* **What the exercise asks**
Transcribe all of the records word for word, but omit the pictures.

(Data items)
---*---
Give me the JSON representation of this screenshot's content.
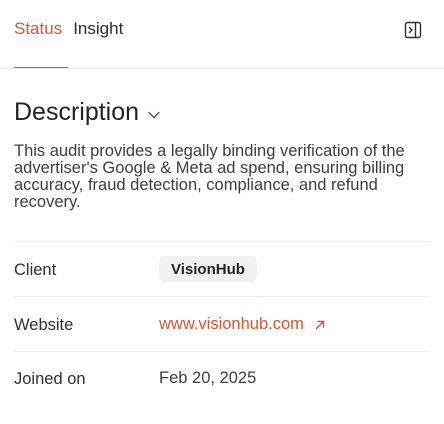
{
  "tabs": [
    {
      "label": "Status",
      "active": true
    },
    {
      "label": "Insight",
      "active": false
    }
  ],
  "icons": {
    "panel_toggle": "sidebar-panel-icon",
    "section_chevron": "chevron-down-icon",
    "external_link": "arrow-up-right-icon"
  },
  "colors": {
    "accent": "#d9562e",
    "text": "#1f2328",
    "muted_text": "#3a3f45",
    "badge_bg": "#f1f1f1",
    "divider": "#ececec"
  },
  "section": {
    "title": "Description",
    "description": "This audit provides a legally binding verification of the advertiser's Google & Meta ad spend, ensuring billing accuracy, fraud detection, compliance, and refund recovery."
  },
  "details": {
    "client_label": "Client",
    "client_value": "VisionHub",
    "website_label": "Website",
    "website_value": "www.visionhub.com",
    "joined_label": "Joined on",
    "joined_value": "Feb 20, 2025"
  }
}
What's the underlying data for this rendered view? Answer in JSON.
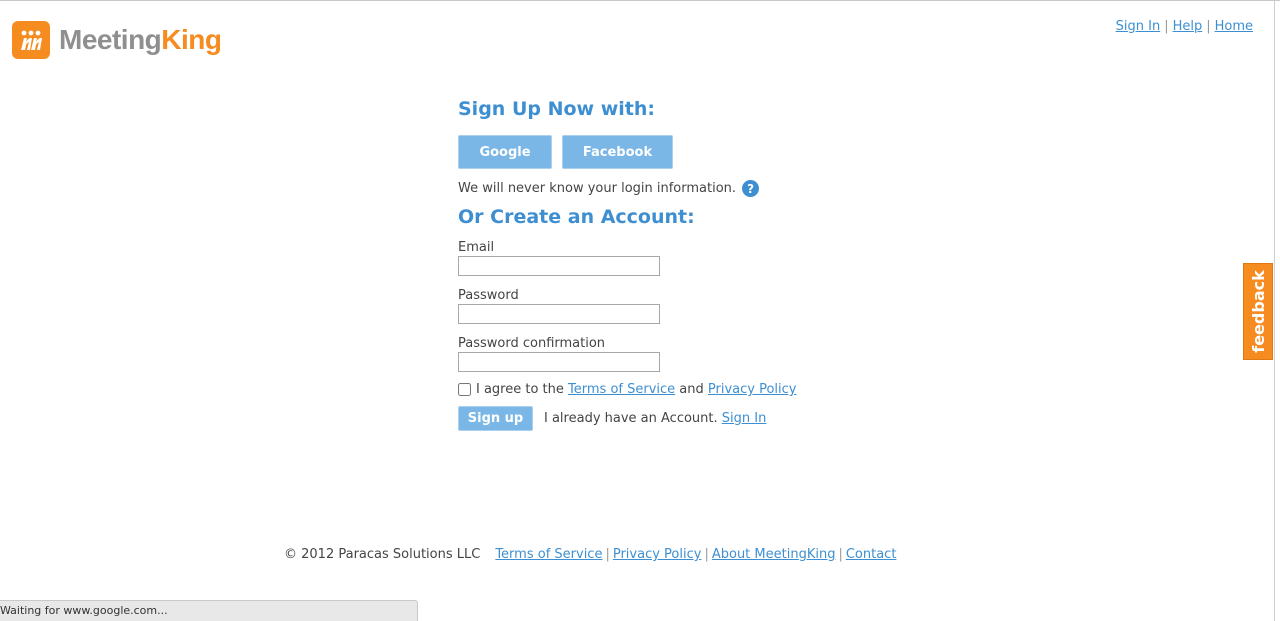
{
  "header": {
    "logo_mark": "m",
    "logo_text_1": "Meeting",
    "logo_text_2": "King",
    "nav": {
      "sign_in": "Sign In",
      "help": "Help",
      "home": "Home",
      "separator": "|"
    }
  },
  "signup": {
    "heading": "Sign Up Now with:",
    "google_label": "Google",
    "facebook_label": "Facebook",
    "note": "We will never know your login information.",
    "help_icon_glyph": "?",
    "create_heading": "Or Create an Account:",
    "fields": {
      "email_label": "Email",
      "email_value": "",
      "password_label": "Password",
      "password_value": "",
      "password_confirm_label": "Password confirmation",
      "password_confirm_value": ""
    },
    "agree": {
      "checked": false,
      "prefix": "I agree to the",
      "terms": "Terms of Service",
      "and": "and",
      "privacy": "Privacy Policy"
    },
    "submit_label": "Sign up",
    "existing_text": "I already have an Account.",
    "sign_in_link": "Sign In"
  },
  "footer": {
    "copyright": "© 2012 Paracas Solutions LLC",
    "links": {
      "terms": "Terms of Service",
      "privacy": "Privacy Policy",
      "about": "About MeetingKing",
      "contact": "Contact",
      "separator": "|"
    }
  },
  "feedback_tab": "feedback",
  "status_bar": "Waiting for www.google.com...",
  "colors": {
    "brand_orange": "#f68b1f",
    "link_blue": "#3d8fd1",
    "button_blue": "#7ab7e6",
    "logo_gray": "#8f8f8f"
  }
}
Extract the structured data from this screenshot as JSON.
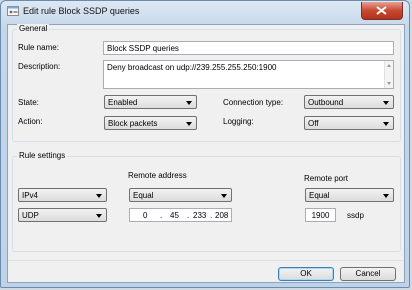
{
  "window": {
    "title": "Edit rule Block SSDP queries"
  },
  "general": {
    "legend": "General",
    "rule_name_label": "Rule name:",
    "rule_name_value": "Block SSDP queries",
    "description_label": "Description:",
    "description_value": "Deny broadcast on udp://239.255.255.250:1900",
    "state_label": "State:",
    "state_value": "Enabled",
    "action_label": "Action:",
    "action_value": "Block packets",
    "connection_type_label": "Connection type:",
    "connection_type_value": "Outbound",
    "logging_label": "Logging:",
    "logging_value": "Off"
  },
  "rule_settings": {
    "legend": "Rule settings",
    "ip_version_value": "IPv4",
    "protocol_value": "UDP",
    "remote_address_label": "Remote address",
    "remote_address_mode_value": "Equal",
    "ip_octets": [
      "0",
      "45",
      "233",
      "208"
    ],
    "remote_port_label": "Remote port",
    "remote_port_mode_value": "Equal",
    "remote_port_value": "1900",
    "remote_port_service": "ssdp"
  },
  "buttons": {
    "ok": "OK",
    "cancel": "Cancel"
  },
  "icons": {
    "title": "settings-window-icon",
    "close": "close-icon"
  }
}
---*---
* **Solution to the exercise**
Give me the JSON representation of this screenshot's content.
{
  "tabs": [
    {
      "label": "Status",
      "active": true
    },
    {
      "label": "Insight",
      "active": false
    }
  ],
  "icons": {
    "panel_toggle": "sidebar-panel-icon",
    "section_chevron": "chevron-down-icon",
    "external_link": "arrow-up-right-icon"
  },
  "colors": {
    "accent": "#d9562e",
    "text": "#1f2328",
    "muted_text": "#3a3f45",
    "badge_bg": "#f1f1f1",
    "divider": "#ececec"
  },
  "section": {
    "title": "Description",
    "description": "This audit provides a legally binding verification of the advertiser's Google & Meta ad spend, ensuring billing accuracy, fraud detection, compliance, and refund recovery."
  },
  "details": {
    "client_label": "Client",
    "client_value": "VisionHub",
    "website_label": "Website",
    "website_value": "www.visionhub.com",
    "joined_label": "Joined on",
    "joined_value": "Feb 20, 2025"
  }
}
What's the underlying data for this rendered view? Answer in JSON.
{
  "header": {
    "logo_mark": "m",
    "logo_text_1": "Meeting",
    "logo_text_2": "King",
    "nav": {
      "sign_in": "Sign In",
      "help": "Help",
      "home": "Home",
      "separator": "|"
    }
  },
  "signup": {
    "heading": "Sign Up Now with:",
    "google_label": "Google",
    "facebook_label": "Facebook",
    "note": "We will never know your login information.",
    "help_icon_glyph": "?",
    "create_heading": "Or Create an Account:",
    "fields": {
      "email_label": "Email",
      "email_value": "",
      "password_label": "Password",
      "password_value": "",
      "password_confirm_label": "Password confirmation",
      "password_confirm_value": ""
    },
    "agree": {
      "checked": false,
      "prefix": "I agree to the",
      "terms": "Terms of Service",
      "and": "and",
      "privacy": "Privacy Policy"
    },
    "submit_label": "Sign up",
    "existing_text": "I already have an Account.",
    "sign_in_link": "Sign In"
  },
  "footer": {
    "copyright": "© 2012 Paracas Solutions LLC",
    "links": {
      "terms": "Terms of Service",
      "privacy": "Privacy Policy",
      "about": "About MeetingKing",
      "contact": "Contact",
      "separator": "|"
    }
  },
  "feedback_tab": "feedback",
  "status_bar": "Waiting for www.google.com...",
  "colors": {
    "brand_orange": "#f68b1f",
    "link_blue": "#3d8fd1",
    "button_blue": "#7ab7e6",
    "logo_gray": "#8f8f8f"
  }
}
Extract the structured data from this screenshot as JSON.
{
  "window": {
    "title": "Edit rule Block SSDP queries"
  },
  "general": {
    "legend": "General",
    "rule_name_label": "Rule name:",
    "rule_name_value": "Block SSDP queries",
    "description_label": "Description:",
    "description_value": "Deny broadcast on udp://239.255.255.250:1900",
    "state_label": "State:",
    "state_value": "Enabled",
    "action_label": "Action:",
    "action_value": "Block packets",
    "connection_type_label": "Connection type:",
    "connection_type_value": "Outbound",
    "logging_label": "Logging:",
    "logging_value": "Off"
  },
  "rule_settings": {
    "legend": "Rule settings",
    "ip_version_value": "IPv4",
    "protocol_value": "UDP",
    "remote_address_label": "Remote address",
    "remote_address_mode_value": "Equal",
    "ip_octets": [
      "0",
      "45",
      "233",
      "208"
    ],
    "remote_port_label": "Remote port",
    "remote_port_mode_value": "Equal",
    "remote_port_value": "1900",
    "remote_port_service": "ssdp"
  },
  "buttons": {
    "ok": "OK",
    "cancel": "Cancel"
  },
  "icons": {
    "title": "settings-window-icon",
    "close": "close-icon"
  }
}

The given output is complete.